Supplied records:
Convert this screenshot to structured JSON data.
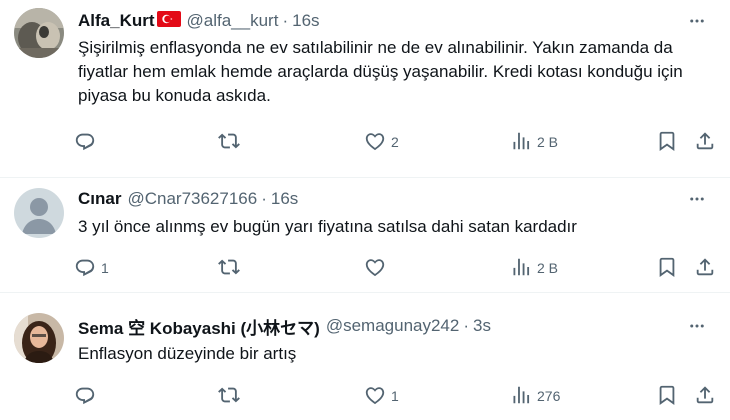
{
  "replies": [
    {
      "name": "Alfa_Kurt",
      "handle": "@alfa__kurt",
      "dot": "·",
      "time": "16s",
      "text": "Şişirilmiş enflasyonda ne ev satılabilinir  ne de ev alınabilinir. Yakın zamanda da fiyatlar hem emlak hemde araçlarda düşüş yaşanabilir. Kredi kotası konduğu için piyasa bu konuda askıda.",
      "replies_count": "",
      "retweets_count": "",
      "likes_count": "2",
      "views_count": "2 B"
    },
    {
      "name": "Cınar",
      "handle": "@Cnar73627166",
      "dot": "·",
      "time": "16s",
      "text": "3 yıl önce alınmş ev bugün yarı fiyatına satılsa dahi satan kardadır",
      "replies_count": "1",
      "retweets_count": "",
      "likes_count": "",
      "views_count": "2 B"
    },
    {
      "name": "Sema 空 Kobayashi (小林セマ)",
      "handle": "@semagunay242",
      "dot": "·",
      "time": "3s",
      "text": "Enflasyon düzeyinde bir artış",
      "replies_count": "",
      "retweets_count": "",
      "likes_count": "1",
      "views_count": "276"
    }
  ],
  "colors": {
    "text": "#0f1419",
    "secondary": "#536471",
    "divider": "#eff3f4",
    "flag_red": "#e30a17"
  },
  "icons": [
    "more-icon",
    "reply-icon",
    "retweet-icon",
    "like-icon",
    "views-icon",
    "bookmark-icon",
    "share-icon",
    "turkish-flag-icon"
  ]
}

Direction:
Write the records out again in full, exactly, and skip every picture.

Completed exercise:
Convert this screenshot to structured JSON data.
{
  "replies": [
    {
      "name": "Alfa_Kurt",
      "handle": "@alfa__kurt",
      "dot": "·",
      "time": "16s",
      "text": "Şişirilmiş enflasyonda ne ev satılabilinir  ne de ev alınabilinir. Yakın zamanda da fiyatlar hem emlak hemde araçlarda düşüş yaşanabilir. Kredi kotası konduğu için piyasa bu konuda askıda.",
      "replies_count": "",
      "retweets_count": "",
      "likes_count": "2",
      "views_count": "2 B"
    },
    {
      "name": "Cınar",
      "handle": "@Cnar73627166",
      "dot": "·",
      "time": "16s",
      "text": "3 yıl önce alınmş ev bugün yarı fiyatına satılsa dahi satan kardadır",
      "replies_count": "1",
      "retweets_count": "",
      "likes_count": "",
      "views_count": "2 B"
    },
    {
      "name": "Sema 空 Kobayashi (小林セマ)",
      "handle": "@semagunay242",
      "dot": "·",
      "time": "3s",
      "text": "Enflasyon düzeyinde bir artış",
      "replies_count": "",
      "retweets_count": "",
      "likes_count": "1",
      "views_count": "276"
    }
  ],
  "colors": {
    "text": "#0f1419",
    "secondary": "#536471",
    "divider": "#eff3f4",
    "flag_red": "#e30a17"
  },
  "icons": [
    "more-icon",
    "reply-icon",
    "retweet-icon",
    "like-icon",
    "views-icon",
    "bookmark-icon",
    "share-icon",
    "turkish-flag-icon"
  ]
}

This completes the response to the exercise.